**** Extract provided
A loop a easy to understand.
This code should actually never run, so readability looks more important to me
than optimisation.
If you really insist on this, I'll yield but I'm not a big fan.

> 
> > diff --git a/include/linux/clk.h b/include/linux/clk.h
> > index 91bd464f4c9b..b60c36f2e6b0 100644
> > --- a/include/linux/clk.h
> > +++ b/include/linux/clk.h
> > @@ -331,6 +331,30 @@ struct clk *devm_clk_get(struct device *dev, const char
> > *id);
> >   */
> >  struct clk *devm_get_clk_from_child(struct device *dev,
> >  				    struct device_node *np, const char
> > *con_id);
> > +/**
> > + * clk_rate_protect - inform the system when the clock rate must be
> > protected.
> > + * @clk: clock source
> > + *
> > + * This function informs the system that the consumer protecting the clock
> > + * depends on the rate of the clock source and can't tolerate any glitches
> > + * introduced by further clock rate change or re-parenting of the clock
> > source.
> > + *
> > + * Must not be called from within atomic context.
********
## Given problem A
In the listing, can you repeat the lines between the one holding "y-tick-label: 3.0 bbox=[76, 104, 107, 129]" and the end of the listing, inclusive, substituting "legend-swatch" for "legend-marker" and changing nothing else?
**** Data for the task
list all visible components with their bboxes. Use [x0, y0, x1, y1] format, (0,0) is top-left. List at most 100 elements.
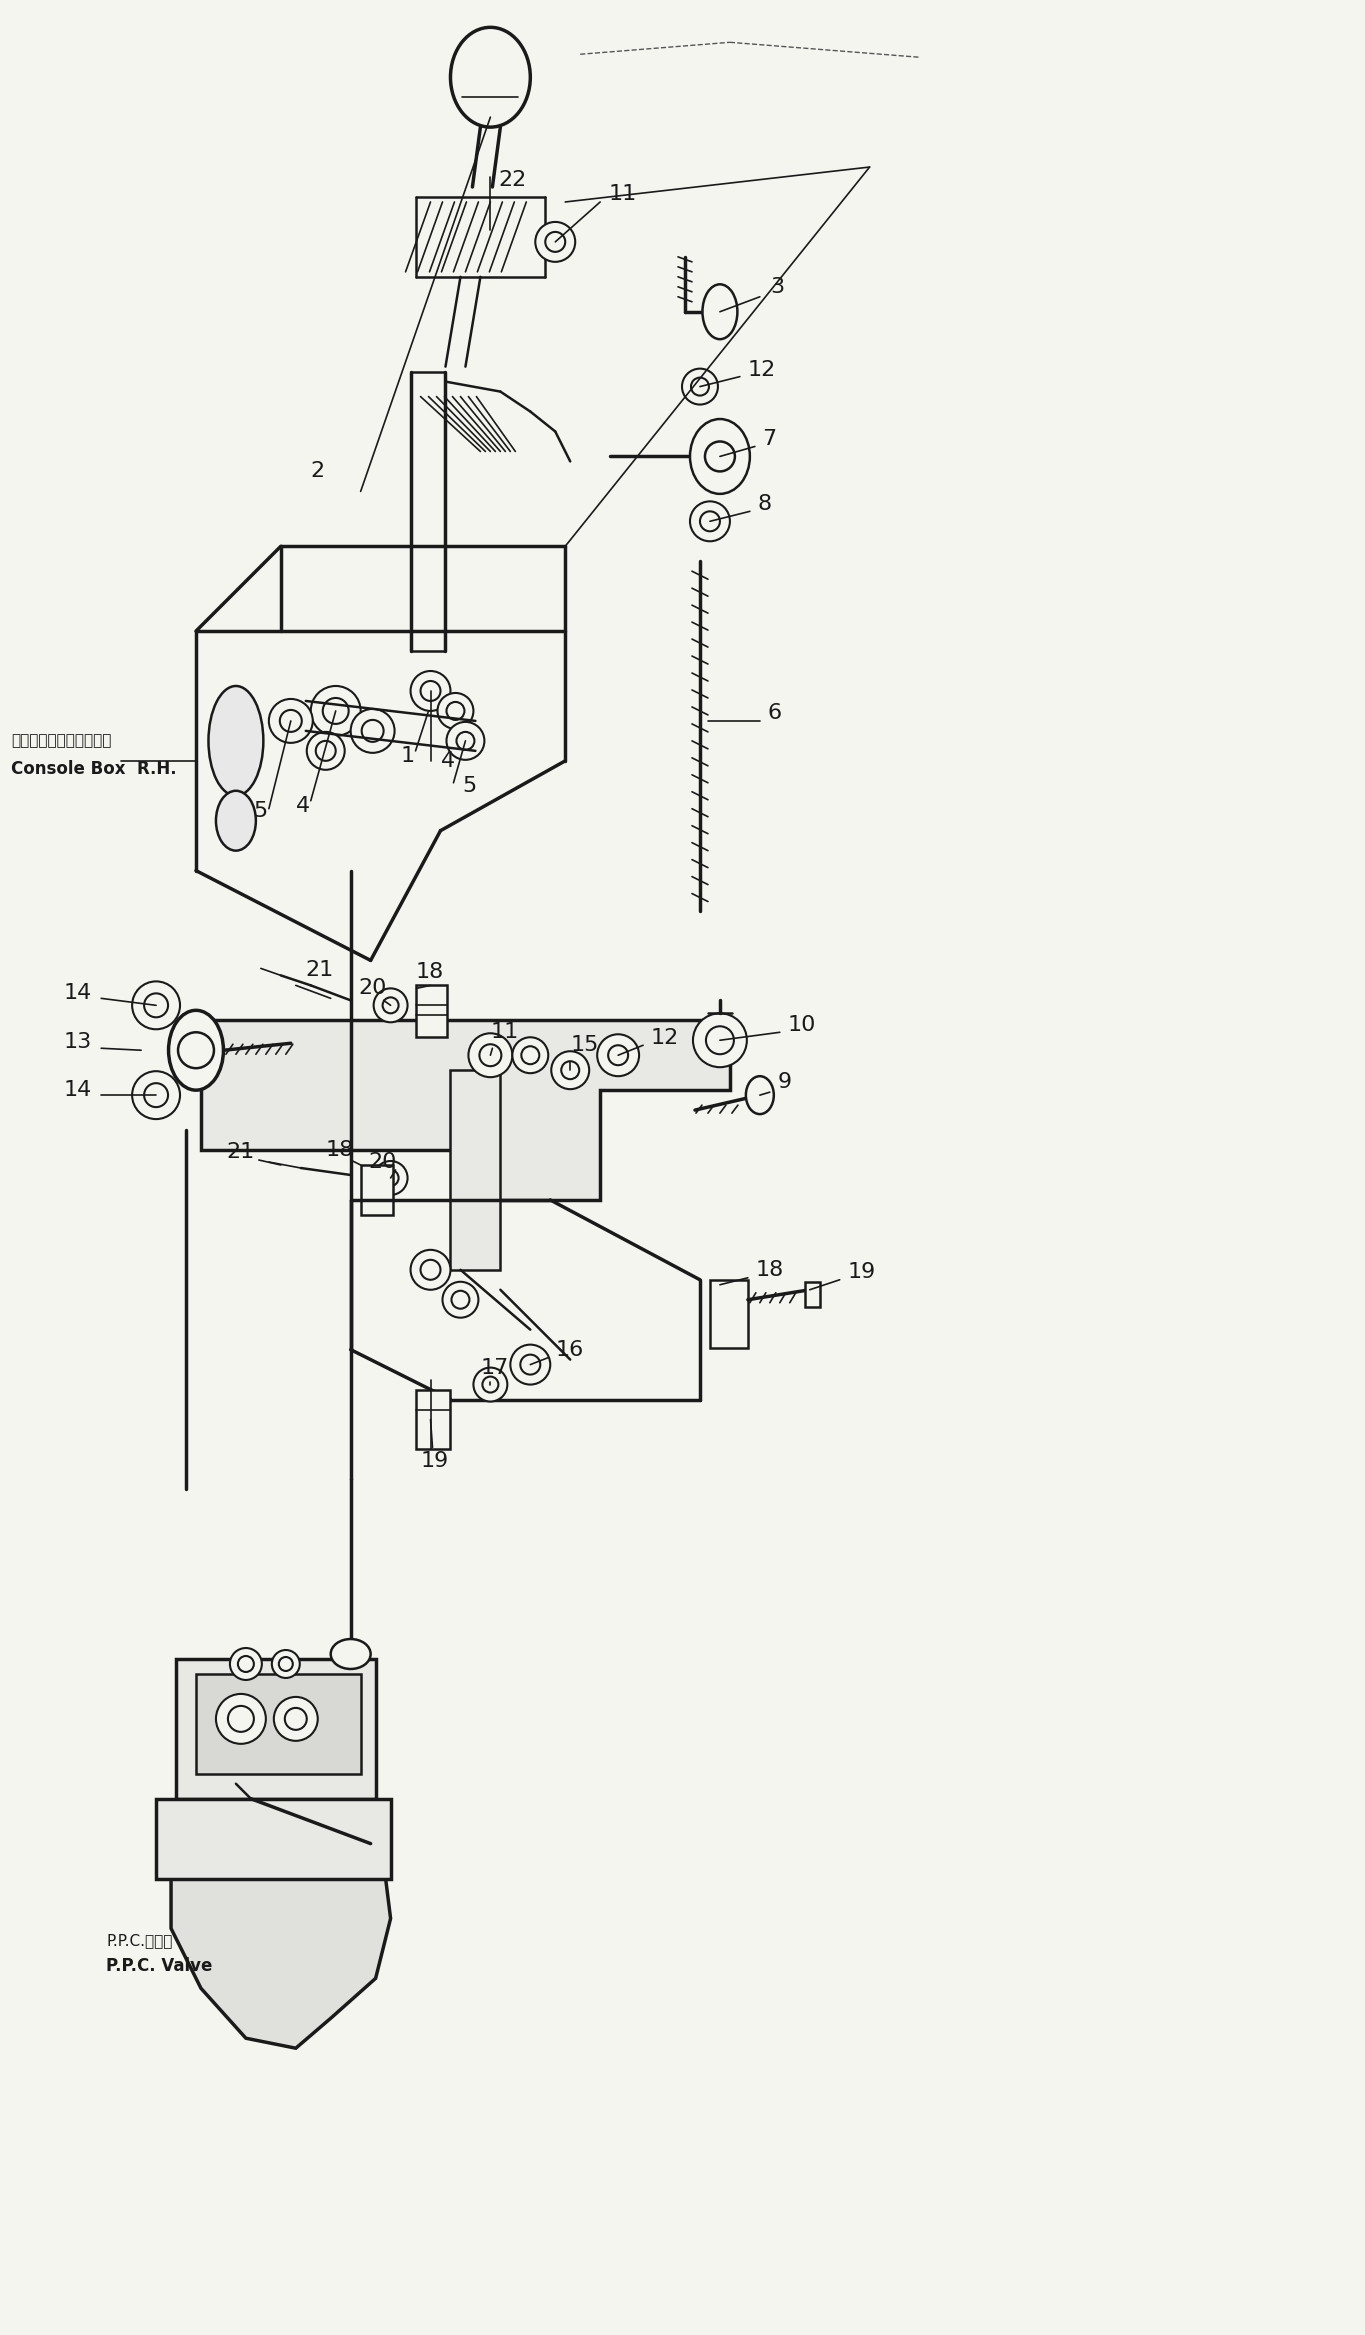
Circle shape	[272, 1651, 300, 1679]
Ellipse shape	[209, 686, 263, 796]
Circle shape	[452, 1291, 470, 1308]
Bar	[176, 1658, 375, 1798]
Ellipse shape	[689, 418, 749, 495]
Ellipse shape	[745, 1076, 774, 1114]
Bar	[805, 1282, 820, 1308]
Text: 13: 13	[63, 1032, 91, 1053]
Text: 1: 1	[400, 745, 415, 766]
Text: 19: 19	[848, 1261, 876, 1282]
Text: 10: 10	[788, 1016, 816, 1034]
Circle shape	[511, 1345, 550, 1385]
Bar	[710, 1280, 748, 1347]
Circle shape	[285, 1707, 307, 1730]
Circle shape	[322, 698, 348, 724]
Circle shape	[132, 1072, 180, 1118]
Text: 3: 3	[770, 278, 784, 297]
Circle shape	[145, 992, 168, 1018]
Circle shape	[280, 710, 302, 731]
Circle shape	[512, 1037, 549, 1074]
Circle shape	[442, 1282, 478, 1317]
Circle shape	[382, 1170, 399, 1186]
Text: 4: 4	[296, 796, 310, 815]
Circle shape	[706, 1027, 734, 1053]
Ellipse shape	[168, 1011, 224, 1090]
Text: P.P.C.バルブ: P.P.C.バルブ	[106, 1933, 172, 1947]
Circle shape	[411, 670, 450, 710]
Circle shape	[456, 731, 475, 750]
Text: 12: 12	[650, 1027, 678, 1048]
Ellipse shape	[703, 285, 737, 339]
Text: 5: 5	[253, 801, 268, 820]
Circle shape	[704, 441, 734, 472]
Text: 2: 2	[311, 462, 325, 481]
Ellipse shape	[330, 1639, 371, 1670]
Circle shape	[382, 997, 399, 1013]
Circle shape	[132, 981, 180, 1030]
Circle shape	[689, 502, 730, 542]
Circle shape	[229, 1649, 262, 1679]
Text: 19: 19	[420, 1452, 449, 1471]
Text: 6: 6	[768, 703, 782, 724]
Ellipse shape	[450, 28, 531, 126]
Circle shape	[535, 222, 575, 262]
Circle shape	[216, 1693, 266, 1744]
Circle shape	[479, 1044, 501, 1067]
Circle shape	[311, 686, 360, 736]
Circle shape	[307, 731, 345, 771]
Circle shape	[315, 740, 336, 761]
Text: 21: 21	[306, 960, 334, 981]
Text: 5: 5	[463, 775, 476, 796]
Text: 18: 18	[326, 1139, 354, 1160]
Circle shape	[274, 1698, 318, 1742]
Text: 8: 8	[758, 495, 773, 514]
Text: 11: 11	[490, 1023, 519, 1041]
Bar	[415, 1389, 450, 1450]
Circle shape	[228, 1707, 254, 1733]
Text: 16: 16	[556, 1340, 583, 1359]
Polygon shape	[171, 1880, 390, 2048]
Text: 7: 7	[762, 430, 775, 448]
Circle shape	[411, 1249, 450, 1289]
Circle shape	[278, 1658, 293, 1672]
Bar	[450, 1069, 501, 1270]
Text: 14: 14	[63, 1081, 91, 1100]
Text: 12: 12	[748, 360, 777, 381]
Text: 4: 4	[441, 752, 455, 771]
Circle shape	[551, 1051, 590, 1088]
Circle shape	[693, 1013, 747, 1067]
Circle shape	[351, 710, 394, 752]
Circle shape	[177, 1032, 214, 1067]
Circle shape	[700, 511, 719, 532]
Circle shape	[238, 1656, 254, 1672]
Ellipse shape	[216, 792, 255, 850]
Circle shape	[682, 369, 718, 404]
Circle shape	[521, 1046, 539, 1065]
Bar	[197, 1674, 360, 1775]
Text: 15: 15	[571, 1034, 599, 1055]
Circle shape	[609, 1046, 628, 1065]
Text: 9: 9	[778, 1072, 792, 1093]
Polygon shape	[201, 1020, 730, 1200]
Circle shape	[545, 231, 565, 252]
Text: 17: 17	[480, 1357, 509, 1378]
Circle shape	[420, 1261, 441, 1280]
Circle shape	[468, 1034, 512, 1076]
Bar	[360, 1165, 393, 1214]
Circle shape	[597, 1034, 639, 1076]
Text: 20: 20	[369, 1151, 397, 1172]
Circle shape	[362, 719, 384, 743]
Circle shape	[269, 698, 313, 743]
Text: P.P.C. Valve: P.P.C. Valve	[106, 1957, 213, 1975]
Text: 18: 18	[415, 962, 444, 983]
Circle shape	[482, 1378, 498, 1392]
Text: 22: 22	[498, 170, 527, 189]
Text: 21: 21	[227, 1142, 254, 1163]
Circle shape	[446, 722, 485, 759]
Text: 18: 18	[756, 1261, 784, 1280]
Text: コンソールボックス　右: コンソールボックス 右	[11, 733, 112, 750]
Circle shape	[374, 988, 408, 1023]
Text: 11: 11	[609, 184, 636, 203]
Bar	[156, 1798, 390, 1880]
Circle shape	[374, 1160, 408, 1196]
Circle shape	[446, 703, 464, 719]
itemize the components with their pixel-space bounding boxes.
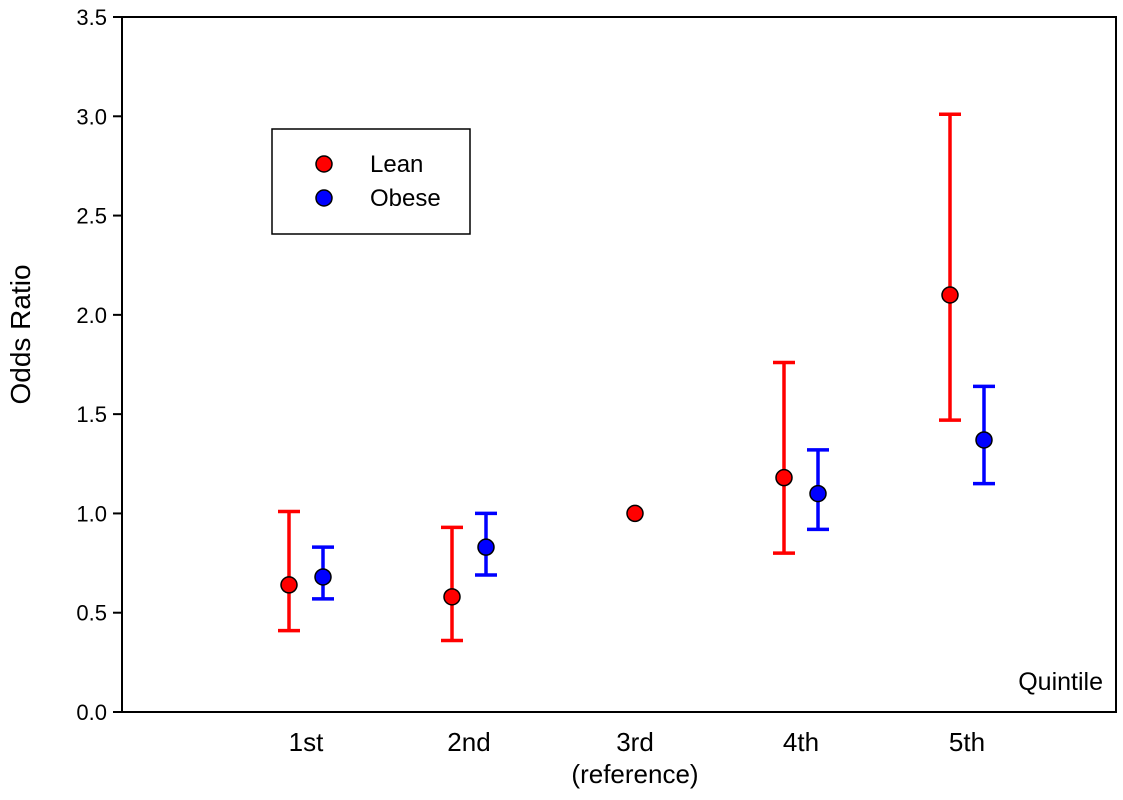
y-tick-label: 3.0 bbox=[76, 104, 107, 129]
series-lean bbox=[278, 112, 961, 643]
legend-marker bbox=[315, 189, 333, 207]
data-point bbox=[477, 538, 495, 556]
data-point bbox=[941, 286, 959, 304]
y-tick-label: 3.5 bbox=[76, 5, 107, 30]
legend: Lean Obese bbox=[271, 128, 471, 235]
x-axis: 1st 2nd 3rd(reference) 4th 5th bbox=[289, 727, 985, 789]
y-tick-label: 2.0 bbox=[76, 303, 107, 328]
legend-box bbox=[271, 128, 471, 235]
data-point bbox=[626, 504, 644, 523]
series-layer bbox=[278, 112, 995, 643]
legend-marker bbox=[315, 155, 333, 173]
legend-label: Obese bbox=[370, 185, 441, 212]
data-point bbox=[314, 568, 332, 586]
y-axis-label: Odds Ratio bbox=[5, 264, 36, 404]
x-tick-label: 1st bbox=[289, 727, 324, 757]
y-tick-label: 2.5 bbox=[76, 204, 107, 229]
series-obese bbox=[312, 384, 995, 601]
y-axis: 0.0 0.5 1.0 1.5 2.0 2.5 3.0 3.5 bbox=[76, 5, 122, 725]
x-tick-label: 5th bbox=[949, 727, 985, 757]
x-tick-label: 3rd bbox=[616, 727, 654, 757]
quintile-annotation: Quintile bbox=[1018, 668, 1103, 696]
data-point bbox=[775, 468, 793, 487]
data-point bbox=[443, 588, 461, 606]
y-tick-label: 0.5 bbox=[76, 601, 107, 626]
y-tick-label: 1.5 bbox=[76, 402, 107, 427]
x-tick-label: 4th bbox=[783, 727, 819, 757]
y-tick-label: 1.0 bbox=[76, 501, 107, 526]
legend-label: Lean bbox=[370, 151, 423, 178]
data-point bbox=[809, 484, 827, 503]
x-tick-label: 2nd bbox=[447, 727, 490, 757]
plot-area bbox=[121, 16, 1117, 713]
y-tick-label: 0.0 bbox=[76, 700, 107, 725]
data-point bbox=[280, 576, 298, 594]
x-tick-sublabel: (reference) bbox=[571, 759, 698, 789]
data-point bbox=[975, 431, 993, 449]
********
## Given problem B
How would you sum up the clock patch reply in two sentences?

## Task response A
y-tick-label: 3.0 bbox=[76, 104, 107, 129]
series-lean bbox=[278, 112, 961, 643]
legend-swatch bbox=[315, 189, 333, 207]
data-point bbox=[477, 538, 495, 556]
data-point bbox=[941, 286, 959, 304]
y-tick-label: 3.5 bbox=[76, 5, 107, 30]
legend: Lean Obese bbox=[271, 128, 471, 235]
x-axis: 1st 2nd 3rd(reference) 4th 5th bbox=[289, 727, 985, 789]
y-tick-label: 2.0 bbox=[76, 303, 107, 328]
legend-box bbox=[271, 128, 471, 235]
data-point bbox=[626, 504, 644, 523]
series-layer bbox=[278, 112, 995, 643]
legend-swatch bbox=[315, 155, 333, 173]
legend-label: Obese bbox=[370, 185, 441, 212]
data-point bbox=[314, 568, 332, 586]
y-axis-label: Odds Ratio bbox=[5, 264, 36, 404]
x-tick-label: 1st bbox=[289, 727, 324, 757]
y-tick-label: 2.5 bbox=[76, 204, 107, 229]
series-obese bbox=[312, 384, 995, 601]
y-axis: 0.0 0.5 1.0 1.5 2.0 2.5 3.0 3.5 bbox=[76, 5, 122, 725]
x-tick-label: 5th bbox=[949, 727, 985, 757]
x-tick-label: 3rd bbox=[616, 727, 654, 757]
quintile-annotation: Quintile bbox=[1018, 668, 1103, 696]
data-point bbox=[775, 468, 793, 487]
data-point bbox=[443, 588, 461, 606]
y-tick-label: 0.5 bbox=[76, 601, 107, 626]
y-tick-label: 1.5 bbox=[76, 402, 107, 427]
x-tick-label: 4th bbox=[783, 727, 819, 757]
y-tick-label: 1.0 bbox=[76, 501, 107, 526]
legend-label: Lean bbox=[370, 151, 423, 178]
data-point bbox=[809, 484, 827, 503]
x-tick-label: 2nd bbox=[447, 727, 490, 757]
plot-area bbox=[121, 16, 1117, 713]
y-tick-label: 0.0 bbox=[76, 700, 107, 725]
data-point bbox=[280, 576, 298, 594]
x-tick-sublabel: (reference) bbox=[571, 759, 698, 789]
data-point bbox=[975, 431, 993, 449]

## Task response B
The writer argues that a loop is easy to understand and that, since this code should never run, readability matters more than optimization, though they will yield if pressed. The quoted diff to include/linux/clk.h adds clk_rate_protect, documented as informing the system that the consumer depends on the clock rate and can't tolerate glitches from further rate changes or re-parenting, and as not to be called from atomic context.